__Supplied material__.

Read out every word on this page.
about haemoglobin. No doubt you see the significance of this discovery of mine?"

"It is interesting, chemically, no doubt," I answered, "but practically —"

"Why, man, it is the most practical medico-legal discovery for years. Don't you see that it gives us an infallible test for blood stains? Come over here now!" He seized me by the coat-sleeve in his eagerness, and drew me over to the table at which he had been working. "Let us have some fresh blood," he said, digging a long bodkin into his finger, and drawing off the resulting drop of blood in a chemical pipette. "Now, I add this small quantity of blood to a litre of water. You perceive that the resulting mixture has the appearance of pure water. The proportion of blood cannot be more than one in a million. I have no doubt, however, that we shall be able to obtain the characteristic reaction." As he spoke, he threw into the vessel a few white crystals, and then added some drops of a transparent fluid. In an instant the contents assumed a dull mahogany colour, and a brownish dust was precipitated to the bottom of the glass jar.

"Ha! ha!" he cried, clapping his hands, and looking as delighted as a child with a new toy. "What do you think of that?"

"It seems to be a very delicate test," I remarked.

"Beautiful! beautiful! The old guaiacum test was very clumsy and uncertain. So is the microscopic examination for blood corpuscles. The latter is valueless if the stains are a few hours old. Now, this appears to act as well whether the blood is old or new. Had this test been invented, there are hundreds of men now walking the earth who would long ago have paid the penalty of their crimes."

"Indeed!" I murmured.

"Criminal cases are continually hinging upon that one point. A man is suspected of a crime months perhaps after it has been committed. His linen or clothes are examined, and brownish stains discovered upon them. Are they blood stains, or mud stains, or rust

__Set task__.
Copy the material above verbatim.

__Written response__.
Read out every word on this page.
about haemoglobin. No doubt you see the significance of this discovery of mine?"

"It is interesting, chemically, no doubt," I answered, "but practically —"

"Why, man, it is the most practical medico-legal discovery for years. Don't you see that it gives us an infallible test for blood stains? Come over here now!" He seized me by the coat-sleeve in his eagerness, and drew me over to the table at which he had been working. "Let us have some fresh blood," he said, digging a long bodkin into his finger, and drawing off the resulting drop of blood in a chemical pipette. "Now, I add this small quantity of blood to a litre of water. You perceive that the resulting mixture has the appearance of pure water. The proportion of blood cannot be more than one in a million. I have no doubt, however, that we shall be able to obtain the characteristic reaction." As he spoke, he threw into the vessel a few white crystals, and then added some drops of a transparent fluid. In an instant the contents assumed a dull mahogany colour, and a brownish dust was precipitated to the bottom of the glass jar.

"Ha! ha!" he cried, clapping his hands, and looking as delighted as a child with a new toy. "What do you think of that?"

"It seems to be a very delicate test," I remarked.

"Beautiful! beautiful! The old guaiacum test was very clumsy and uncertain. So is the microscopic examination for blood corpuscles. The latter is valueless if the stains are a few hours old. Now, this appears to act as well whether the blood is old or new. Had this test been invented, there are hundreds of men now walking the earth who would long ago have paid the penalty of their crimes."

"Indeed!" I murmured.

"Criminal cases are continually hinging upon that one point. A man is suspected of a crime months perhaps after it has been committed. His linen or clothes are examined, and brownish stains discovered upon them. Are they blood stains, or mud stains, or rust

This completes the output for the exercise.